Collected data entries
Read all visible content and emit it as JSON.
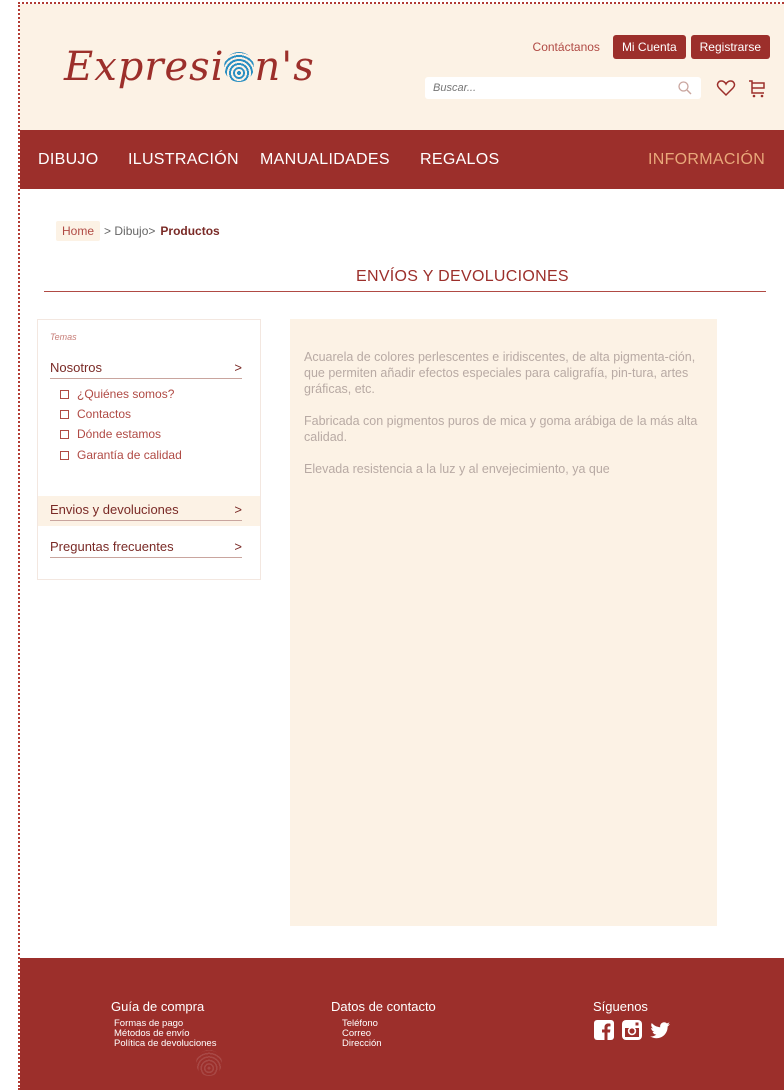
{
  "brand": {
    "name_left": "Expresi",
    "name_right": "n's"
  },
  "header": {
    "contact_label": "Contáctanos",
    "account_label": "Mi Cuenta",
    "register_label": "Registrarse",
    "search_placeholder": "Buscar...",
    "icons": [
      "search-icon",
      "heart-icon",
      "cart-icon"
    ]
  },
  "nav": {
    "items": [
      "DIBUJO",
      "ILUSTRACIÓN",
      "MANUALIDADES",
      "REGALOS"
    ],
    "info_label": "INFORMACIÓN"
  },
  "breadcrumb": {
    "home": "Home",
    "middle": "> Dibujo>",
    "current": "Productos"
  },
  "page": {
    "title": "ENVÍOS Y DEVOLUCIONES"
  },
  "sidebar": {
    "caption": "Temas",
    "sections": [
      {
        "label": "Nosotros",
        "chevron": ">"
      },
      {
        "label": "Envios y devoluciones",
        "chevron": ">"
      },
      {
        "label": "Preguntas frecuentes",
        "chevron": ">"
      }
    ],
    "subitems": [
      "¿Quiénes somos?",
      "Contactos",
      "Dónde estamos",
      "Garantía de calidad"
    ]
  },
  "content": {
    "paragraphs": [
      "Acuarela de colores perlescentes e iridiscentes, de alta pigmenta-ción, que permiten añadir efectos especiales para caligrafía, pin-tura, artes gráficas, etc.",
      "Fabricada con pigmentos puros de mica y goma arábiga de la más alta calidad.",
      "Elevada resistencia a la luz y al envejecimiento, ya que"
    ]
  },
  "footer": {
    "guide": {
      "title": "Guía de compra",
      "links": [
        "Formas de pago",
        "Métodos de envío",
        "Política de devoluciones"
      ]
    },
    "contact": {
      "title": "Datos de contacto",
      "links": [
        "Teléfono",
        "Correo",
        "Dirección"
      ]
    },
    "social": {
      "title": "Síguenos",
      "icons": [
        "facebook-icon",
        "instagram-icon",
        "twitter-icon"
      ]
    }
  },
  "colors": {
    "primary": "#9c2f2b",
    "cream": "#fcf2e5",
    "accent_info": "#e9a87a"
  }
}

==

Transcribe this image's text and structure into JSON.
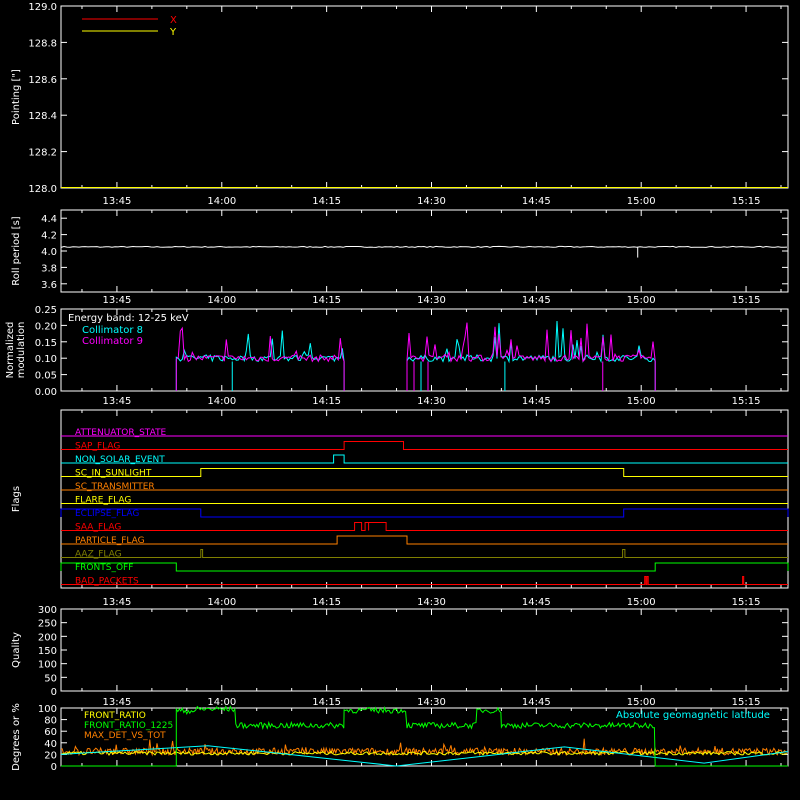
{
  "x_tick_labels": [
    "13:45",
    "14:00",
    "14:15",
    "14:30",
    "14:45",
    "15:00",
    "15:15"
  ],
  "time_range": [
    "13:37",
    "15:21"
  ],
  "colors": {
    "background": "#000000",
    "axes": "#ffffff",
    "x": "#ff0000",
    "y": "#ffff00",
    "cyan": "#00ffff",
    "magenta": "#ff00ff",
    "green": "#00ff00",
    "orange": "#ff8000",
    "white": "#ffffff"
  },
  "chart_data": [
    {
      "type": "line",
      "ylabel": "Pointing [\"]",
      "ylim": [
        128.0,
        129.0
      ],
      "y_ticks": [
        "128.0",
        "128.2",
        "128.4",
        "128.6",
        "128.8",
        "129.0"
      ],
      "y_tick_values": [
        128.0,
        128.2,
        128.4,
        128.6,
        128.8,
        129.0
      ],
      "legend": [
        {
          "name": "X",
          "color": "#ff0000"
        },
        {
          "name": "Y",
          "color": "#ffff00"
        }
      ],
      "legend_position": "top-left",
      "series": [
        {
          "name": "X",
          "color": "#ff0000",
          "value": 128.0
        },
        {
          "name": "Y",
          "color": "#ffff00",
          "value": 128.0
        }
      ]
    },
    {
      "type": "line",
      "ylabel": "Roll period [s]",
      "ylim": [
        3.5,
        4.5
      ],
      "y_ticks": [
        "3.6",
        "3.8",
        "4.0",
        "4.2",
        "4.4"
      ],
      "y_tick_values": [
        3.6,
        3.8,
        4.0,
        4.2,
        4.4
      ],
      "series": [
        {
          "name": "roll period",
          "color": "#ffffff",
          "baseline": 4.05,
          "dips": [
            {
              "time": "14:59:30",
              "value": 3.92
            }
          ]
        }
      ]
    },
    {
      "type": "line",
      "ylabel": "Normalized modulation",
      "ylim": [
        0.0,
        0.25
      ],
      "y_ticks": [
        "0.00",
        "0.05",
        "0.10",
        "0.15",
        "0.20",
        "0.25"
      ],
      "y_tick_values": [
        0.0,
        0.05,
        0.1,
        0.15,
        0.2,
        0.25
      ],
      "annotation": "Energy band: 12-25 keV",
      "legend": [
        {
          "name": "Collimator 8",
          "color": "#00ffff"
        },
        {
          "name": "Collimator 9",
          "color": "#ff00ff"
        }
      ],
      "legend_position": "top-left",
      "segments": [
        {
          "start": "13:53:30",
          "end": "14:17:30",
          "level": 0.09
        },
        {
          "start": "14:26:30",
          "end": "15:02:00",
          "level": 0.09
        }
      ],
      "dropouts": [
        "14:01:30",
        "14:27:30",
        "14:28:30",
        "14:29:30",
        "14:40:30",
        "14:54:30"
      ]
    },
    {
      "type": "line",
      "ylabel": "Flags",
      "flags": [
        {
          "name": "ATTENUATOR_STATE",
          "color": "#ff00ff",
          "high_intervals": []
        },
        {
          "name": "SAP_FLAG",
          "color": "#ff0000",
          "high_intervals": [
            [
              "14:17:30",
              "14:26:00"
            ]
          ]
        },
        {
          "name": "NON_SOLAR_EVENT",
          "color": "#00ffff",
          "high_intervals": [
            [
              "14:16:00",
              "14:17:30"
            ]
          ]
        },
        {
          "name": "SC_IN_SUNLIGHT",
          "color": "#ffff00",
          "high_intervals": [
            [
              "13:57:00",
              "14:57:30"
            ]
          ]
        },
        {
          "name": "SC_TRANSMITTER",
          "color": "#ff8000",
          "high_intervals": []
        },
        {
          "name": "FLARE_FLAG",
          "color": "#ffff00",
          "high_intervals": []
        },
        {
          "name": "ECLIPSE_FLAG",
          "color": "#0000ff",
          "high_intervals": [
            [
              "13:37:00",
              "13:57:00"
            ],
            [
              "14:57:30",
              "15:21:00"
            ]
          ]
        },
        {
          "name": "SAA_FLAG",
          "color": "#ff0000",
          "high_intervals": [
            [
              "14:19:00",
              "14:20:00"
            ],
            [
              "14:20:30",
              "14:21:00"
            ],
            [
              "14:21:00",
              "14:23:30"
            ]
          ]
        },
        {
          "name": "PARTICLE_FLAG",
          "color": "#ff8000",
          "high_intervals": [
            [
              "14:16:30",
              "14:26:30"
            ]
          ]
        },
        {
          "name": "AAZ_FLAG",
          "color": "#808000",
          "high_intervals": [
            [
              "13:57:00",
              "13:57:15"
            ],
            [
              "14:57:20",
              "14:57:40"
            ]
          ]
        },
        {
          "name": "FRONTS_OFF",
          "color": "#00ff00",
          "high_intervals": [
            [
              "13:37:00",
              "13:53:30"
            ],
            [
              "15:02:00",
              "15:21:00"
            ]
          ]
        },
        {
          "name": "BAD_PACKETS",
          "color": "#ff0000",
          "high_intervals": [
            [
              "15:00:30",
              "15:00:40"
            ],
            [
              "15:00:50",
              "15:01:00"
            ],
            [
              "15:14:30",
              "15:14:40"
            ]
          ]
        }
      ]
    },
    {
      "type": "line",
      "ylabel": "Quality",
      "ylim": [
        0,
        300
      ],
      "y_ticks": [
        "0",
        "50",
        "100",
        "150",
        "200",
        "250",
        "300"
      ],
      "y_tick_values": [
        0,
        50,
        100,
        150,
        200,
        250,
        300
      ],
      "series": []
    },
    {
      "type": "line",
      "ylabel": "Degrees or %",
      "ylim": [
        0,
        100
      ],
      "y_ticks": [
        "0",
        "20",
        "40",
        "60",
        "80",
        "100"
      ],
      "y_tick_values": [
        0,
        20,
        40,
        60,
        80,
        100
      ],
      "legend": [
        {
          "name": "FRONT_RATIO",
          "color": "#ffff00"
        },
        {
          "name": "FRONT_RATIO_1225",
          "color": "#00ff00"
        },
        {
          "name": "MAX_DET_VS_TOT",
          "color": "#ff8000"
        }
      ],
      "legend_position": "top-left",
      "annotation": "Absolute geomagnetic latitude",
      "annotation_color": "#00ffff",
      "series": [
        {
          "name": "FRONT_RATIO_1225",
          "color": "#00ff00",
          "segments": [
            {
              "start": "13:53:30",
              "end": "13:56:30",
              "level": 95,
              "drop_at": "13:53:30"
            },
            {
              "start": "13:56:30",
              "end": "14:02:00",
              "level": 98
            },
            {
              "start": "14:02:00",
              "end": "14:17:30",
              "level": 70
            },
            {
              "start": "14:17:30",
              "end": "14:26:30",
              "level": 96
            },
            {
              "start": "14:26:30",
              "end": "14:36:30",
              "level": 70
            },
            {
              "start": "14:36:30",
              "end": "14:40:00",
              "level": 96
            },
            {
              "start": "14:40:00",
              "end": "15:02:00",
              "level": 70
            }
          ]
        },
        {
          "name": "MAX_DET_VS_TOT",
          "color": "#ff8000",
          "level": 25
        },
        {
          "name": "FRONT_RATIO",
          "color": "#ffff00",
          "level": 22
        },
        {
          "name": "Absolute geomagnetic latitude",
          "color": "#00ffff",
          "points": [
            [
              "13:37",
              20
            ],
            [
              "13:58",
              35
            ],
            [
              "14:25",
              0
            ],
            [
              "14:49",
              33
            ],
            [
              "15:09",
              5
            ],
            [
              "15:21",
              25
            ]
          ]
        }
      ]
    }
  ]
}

Job:
Return every line above in which the string "Absolute" occurs.

Answer for this exercise:
      "annotation": "Absolute geomagnetic latitude",
          "name": "Absolute geomagnetic latitude",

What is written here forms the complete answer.